** What is needed **
Using the records that follow, copy every line containing the word "title".
===== Material shown =====
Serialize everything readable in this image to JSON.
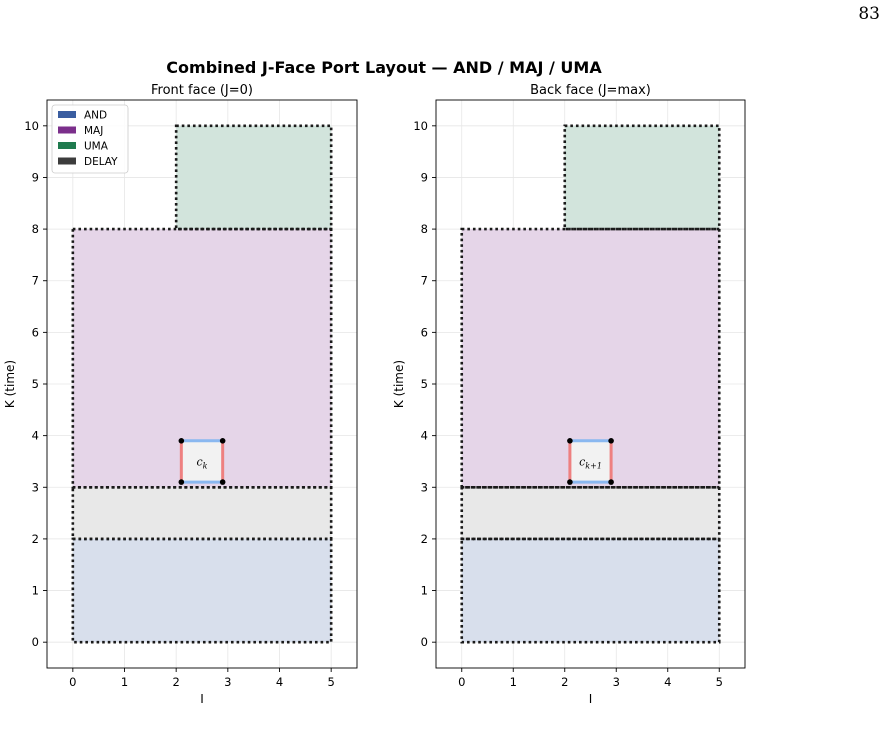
{
  "page_number": "83",
  "chart_data": {
    "type": "region-layout",
    "title": "Combined J-Face Port Layout — AND / MAJ / UMA",
    "colors": {
      "AND": "#3a5da0",
      "MAJ": "#7b2f8b",
      "UMA": "#1f7a4e",
      "DELAY": "#3c3c3c",
      "port_top_bottom": "#8ab8f0",
      "port_left_right": "#ee8080"
    },
    "legend": {
      "placement": "upper-left",
      "entries": [
        {
          "label": "AND",
          "color": "#3a5da0"
        },
        {
          "label": "MAJ",
          "color": "#7b2f8b"
        },
        {
          "label": "UMA",
          "color": "#1f7a4e"
        },
        {
          "label": "DELAY",
          "color": "#3c3c3c"
        }
      ]
    },
    "panels": [
      {
        "title": "Front face (J=0)",
        "xlabel": "I",
        "ylabel": "K (time)",
        "xlim": [
          -0.5,
          5.5
        ],
        "ylim": [
          -0.5,
          10.5
        ],
        "xticks": [
          "0",
          "1",
          "2",
          "3",
          "4",
          "5"
        ],
        "yticks": [
          "0",
          "1",
          "2",
          "3",
          "4",
          "5",
          "6",
          "7",
          "8",
          "9",
          "10"
        ],
        "grid": true,
        "show_legend": true,
        "regions": [
          {
            "kind": "AND",
            "i": [
              0,
              5
            ],
            "k": [
              0,
              2
            ]
          },
          {
            "kind": "DELAY",
            "i": [
              0,
              5
            ],
            "k": [
              2,
              3
            ]
          },
          {
            "kind": "MAJ",
            "i": [
              0,
              5
            ],
            "k": [
              3,
              8
            ]
          },
          {
            "kind": "UMA",
            "i": [
              2,
              5
            ],
            "k": [
              8,
              10
            ]
          }
        ],
        "port": {
          "label_base": "c",
          "label_sub": "k",
          "i": [
            2.1,
            2.9
          ],
          "k": [
            3.1,
            3.9
          ]
        }
      },
      {
        "title": "Back face (J=max)",
        "xlabel": "I",
        "ylabel": "K (time)",
        "xlim": [
          -0.5,
          5.5
        ],
        "ylim": [
          -0.5,
          10.5
        ],
        "xticks": [
          "0",
          "1",
          "2",
          "3",
          "4",
          "5"
        ],
        "yticks": [
          "0",
          "1",
          "2",
          "3",
          "4",
          "5",
          "6",
          "7",
          "8",
          "9",
          "10"
        ],
        "grid": true,
        "show_legend": false,
        "regions": [
          {
            "kind": "AND",
            "i": [
              0,
              5
            ],
            "k": [
              0,
              2
            ]
          },
          {
            "kind": "DELAY",
            "i": [
              0,
              5
            ],
            "k": [
              2,
              3
            ]
          },
          {
            "kind": "MAJ",
            "i": [
              0,
              5
            ],
            "k": [
              3,
              8
            ]
          },
          {
            "kind": "UMA",
            "i": [
              2,
              5
            ],
            "k": [
              8,
              10
            ]
          }
        ],
        "port": {
          "label_base": "c",
          "label_sub": "k+1",
          "i": [
            2.1,
            2.9
          ],
          "k": [
            3.1,
            3.9
          ]
        }
      }
    ]
  }
}
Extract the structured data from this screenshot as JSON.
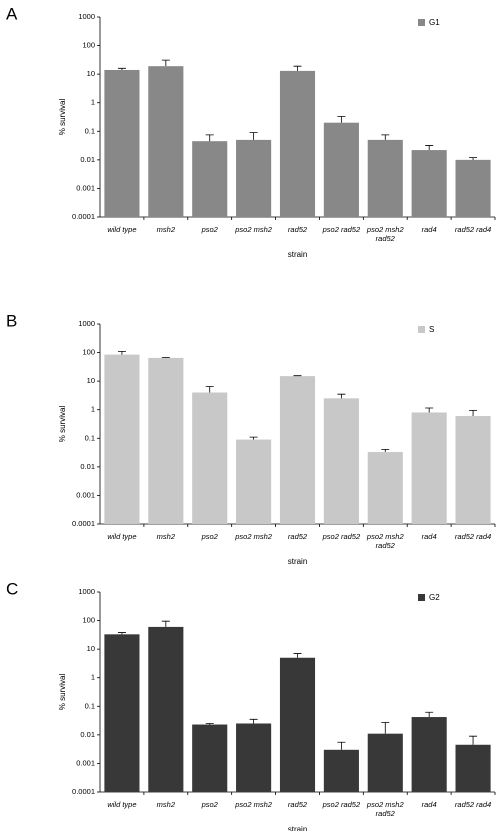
=====
** Solution to the exercise **
    "title": "Combined J-Face Port Layout — AND / MAJ / UMA",
        "title": "Front face (J=0)",
        "title": "Back face (J=max)",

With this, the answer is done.